Out of the lines in this data, how many include "index"? Give the number and nothing else.

## begin Data shown

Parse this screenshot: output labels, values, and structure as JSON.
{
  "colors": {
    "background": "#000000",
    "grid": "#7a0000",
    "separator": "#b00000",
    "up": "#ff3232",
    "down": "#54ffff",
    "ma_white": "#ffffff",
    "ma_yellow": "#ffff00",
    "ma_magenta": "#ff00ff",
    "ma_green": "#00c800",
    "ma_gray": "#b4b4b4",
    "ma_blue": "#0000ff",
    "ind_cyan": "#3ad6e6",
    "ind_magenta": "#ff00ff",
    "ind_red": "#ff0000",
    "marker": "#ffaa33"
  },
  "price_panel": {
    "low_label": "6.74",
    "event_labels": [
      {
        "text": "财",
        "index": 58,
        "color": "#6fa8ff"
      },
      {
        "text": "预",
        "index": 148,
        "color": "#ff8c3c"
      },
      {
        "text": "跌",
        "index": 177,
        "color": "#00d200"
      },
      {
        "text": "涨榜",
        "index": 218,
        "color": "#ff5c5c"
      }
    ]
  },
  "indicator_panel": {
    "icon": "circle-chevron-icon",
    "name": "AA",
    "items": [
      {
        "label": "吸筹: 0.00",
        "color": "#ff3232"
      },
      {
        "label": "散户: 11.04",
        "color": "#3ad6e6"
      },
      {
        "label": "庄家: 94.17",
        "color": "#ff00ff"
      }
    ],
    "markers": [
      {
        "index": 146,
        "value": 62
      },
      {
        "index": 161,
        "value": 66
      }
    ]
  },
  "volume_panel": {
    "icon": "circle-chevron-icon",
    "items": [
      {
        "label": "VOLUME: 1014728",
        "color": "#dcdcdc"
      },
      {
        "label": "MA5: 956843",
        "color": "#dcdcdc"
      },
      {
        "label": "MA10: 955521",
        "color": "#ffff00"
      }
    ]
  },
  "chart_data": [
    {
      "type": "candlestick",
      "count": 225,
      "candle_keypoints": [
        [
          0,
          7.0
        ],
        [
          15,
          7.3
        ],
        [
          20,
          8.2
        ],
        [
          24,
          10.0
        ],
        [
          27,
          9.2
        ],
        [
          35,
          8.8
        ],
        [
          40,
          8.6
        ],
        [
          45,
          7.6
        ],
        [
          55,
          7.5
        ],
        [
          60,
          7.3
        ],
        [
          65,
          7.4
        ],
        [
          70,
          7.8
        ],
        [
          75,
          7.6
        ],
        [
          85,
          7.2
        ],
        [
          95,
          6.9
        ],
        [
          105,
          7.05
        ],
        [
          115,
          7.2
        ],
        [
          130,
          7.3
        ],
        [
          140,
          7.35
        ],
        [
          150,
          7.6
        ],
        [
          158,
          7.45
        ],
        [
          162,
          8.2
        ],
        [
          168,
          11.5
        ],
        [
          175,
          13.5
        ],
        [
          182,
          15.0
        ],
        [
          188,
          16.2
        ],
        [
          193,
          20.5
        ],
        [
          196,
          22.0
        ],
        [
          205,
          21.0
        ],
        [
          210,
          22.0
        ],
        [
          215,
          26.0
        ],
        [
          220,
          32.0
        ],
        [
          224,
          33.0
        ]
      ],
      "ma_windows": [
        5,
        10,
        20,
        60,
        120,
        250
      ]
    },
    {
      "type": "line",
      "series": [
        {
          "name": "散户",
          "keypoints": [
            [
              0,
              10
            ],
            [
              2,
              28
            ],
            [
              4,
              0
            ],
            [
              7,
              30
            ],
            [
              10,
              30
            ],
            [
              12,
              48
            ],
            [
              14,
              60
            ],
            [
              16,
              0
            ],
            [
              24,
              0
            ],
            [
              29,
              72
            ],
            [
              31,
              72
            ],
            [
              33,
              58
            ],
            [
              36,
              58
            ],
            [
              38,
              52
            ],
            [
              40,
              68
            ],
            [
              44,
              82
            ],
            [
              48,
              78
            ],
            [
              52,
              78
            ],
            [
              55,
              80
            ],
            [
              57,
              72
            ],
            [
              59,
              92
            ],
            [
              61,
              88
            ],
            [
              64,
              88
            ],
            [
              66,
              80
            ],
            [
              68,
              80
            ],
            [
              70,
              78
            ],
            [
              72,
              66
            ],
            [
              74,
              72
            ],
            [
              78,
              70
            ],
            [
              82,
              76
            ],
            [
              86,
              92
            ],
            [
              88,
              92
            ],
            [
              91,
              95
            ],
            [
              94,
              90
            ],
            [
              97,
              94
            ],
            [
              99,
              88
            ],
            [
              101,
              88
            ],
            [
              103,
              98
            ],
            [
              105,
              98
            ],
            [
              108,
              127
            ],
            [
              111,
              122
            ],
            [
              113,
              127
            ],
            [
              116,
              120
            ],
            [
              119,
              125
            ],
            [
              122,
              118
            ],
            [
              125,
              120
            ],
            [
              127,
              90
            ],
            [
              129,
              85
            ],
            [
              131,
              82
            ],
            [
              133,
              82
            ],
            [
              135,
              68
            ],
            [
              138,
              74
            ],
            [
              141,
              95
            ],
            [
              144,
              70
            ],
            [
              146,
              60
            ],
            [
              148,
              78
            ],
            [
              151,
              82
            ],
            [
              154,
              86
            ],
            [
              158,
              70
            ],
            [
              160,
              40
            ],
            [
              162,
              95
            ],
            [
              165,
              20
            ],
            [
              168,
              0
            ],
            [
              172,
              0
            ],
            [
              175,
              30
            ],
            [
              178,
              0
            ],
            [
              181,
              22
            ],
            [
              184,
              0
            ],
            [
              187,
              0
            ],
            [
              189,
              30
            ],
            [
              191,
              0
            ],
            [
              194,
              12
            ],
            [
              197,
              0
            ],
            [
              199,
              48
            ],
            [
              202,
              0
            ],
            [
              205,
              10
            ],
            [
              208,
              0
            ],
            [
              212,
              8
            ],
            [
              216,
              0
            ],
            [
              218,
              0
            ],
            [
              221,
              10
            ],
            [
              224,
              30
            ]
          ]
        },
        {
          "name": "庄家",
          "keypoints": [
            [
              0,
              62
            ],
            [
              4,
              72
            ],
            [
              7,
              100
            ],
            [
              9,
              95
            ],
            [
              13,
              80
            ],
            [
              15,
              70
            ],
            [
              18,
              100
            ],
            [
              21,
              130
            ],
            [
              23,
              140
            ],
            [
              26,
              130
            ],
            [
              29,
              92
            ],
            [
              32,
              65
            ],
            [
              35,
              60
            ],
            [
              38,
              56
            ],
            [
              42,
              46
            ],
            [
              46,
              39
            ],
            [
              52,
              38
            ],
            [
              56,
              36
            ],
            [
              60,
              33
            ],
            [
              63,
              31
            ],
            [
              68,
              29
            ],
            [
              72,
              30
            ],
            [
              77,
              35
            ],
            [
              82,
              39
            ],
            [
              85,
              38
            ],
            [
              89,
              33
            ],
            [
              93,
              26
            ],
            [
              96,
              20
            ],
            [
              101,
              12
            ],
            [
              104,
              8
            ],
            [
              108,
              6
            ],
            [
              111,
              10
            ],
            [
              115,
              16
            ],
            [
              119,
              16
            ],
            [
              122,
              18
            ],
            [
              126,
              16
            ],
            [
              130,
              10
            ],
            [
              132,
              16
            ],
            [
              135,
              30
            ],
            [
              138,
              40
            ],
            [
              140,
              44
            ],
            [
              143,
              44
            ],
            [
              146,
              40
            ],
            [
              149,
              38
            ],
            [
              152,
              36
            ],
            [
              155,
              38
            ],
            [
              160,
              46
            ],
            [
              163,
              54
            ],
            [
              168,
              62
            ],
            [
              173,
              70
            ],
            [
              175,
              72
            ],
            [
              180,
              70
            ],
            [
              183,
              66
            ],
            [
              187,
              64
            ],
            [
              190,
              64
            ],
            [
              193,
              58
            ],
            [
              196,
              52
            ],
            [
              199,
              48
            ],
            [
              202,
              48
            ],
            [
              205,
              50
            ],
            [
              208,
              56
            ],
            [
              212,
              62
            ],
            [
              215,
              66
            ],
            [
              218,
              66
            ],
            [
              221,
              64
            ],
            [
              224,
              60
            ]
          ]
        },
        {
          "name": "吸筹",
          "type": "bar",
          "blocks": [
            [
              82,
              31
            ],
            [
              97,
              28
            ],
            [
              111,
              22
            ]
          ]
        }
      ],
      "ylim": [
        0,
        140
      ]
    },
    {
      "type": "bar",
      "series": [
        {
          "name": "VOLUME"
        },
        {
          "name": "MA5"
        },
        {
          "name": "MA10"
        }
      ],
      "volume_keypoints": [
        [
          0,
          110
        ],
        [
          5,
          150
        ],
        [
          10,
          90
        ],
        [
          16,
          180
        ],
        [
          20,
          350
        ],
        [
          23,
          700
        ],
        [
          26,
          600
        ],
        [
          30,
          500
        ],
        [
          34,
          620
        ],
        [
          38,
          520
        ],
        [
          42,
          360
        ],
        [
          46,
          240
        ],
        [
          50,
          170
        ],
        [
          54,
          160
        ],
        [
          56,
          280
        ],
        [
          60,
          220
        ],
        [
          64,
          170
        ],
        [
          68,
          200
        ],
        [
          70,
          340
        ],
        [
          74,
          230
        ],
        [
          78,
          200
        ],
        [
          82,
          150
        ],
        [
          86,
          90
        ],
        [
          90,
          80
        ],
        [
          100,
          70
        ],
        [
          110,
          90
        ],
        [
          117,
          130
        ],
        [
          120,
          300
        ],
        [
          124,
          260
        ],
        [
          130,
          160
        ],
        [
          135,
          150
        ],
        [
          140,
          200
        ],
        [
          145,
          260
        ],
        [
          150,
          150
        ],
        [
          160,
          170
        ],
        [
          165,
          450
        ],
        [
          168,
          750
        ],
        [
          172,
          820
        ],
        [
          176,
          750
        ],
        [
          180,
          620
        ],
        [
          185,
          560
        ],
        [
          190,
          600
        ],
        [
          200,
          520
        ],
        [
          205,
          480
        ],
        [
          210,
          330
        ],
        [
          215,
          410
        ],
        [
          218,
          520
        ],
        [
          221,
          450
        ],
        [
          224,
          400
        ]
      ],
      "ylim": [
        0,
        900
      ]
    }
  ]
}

## end Data shown

Task result: 6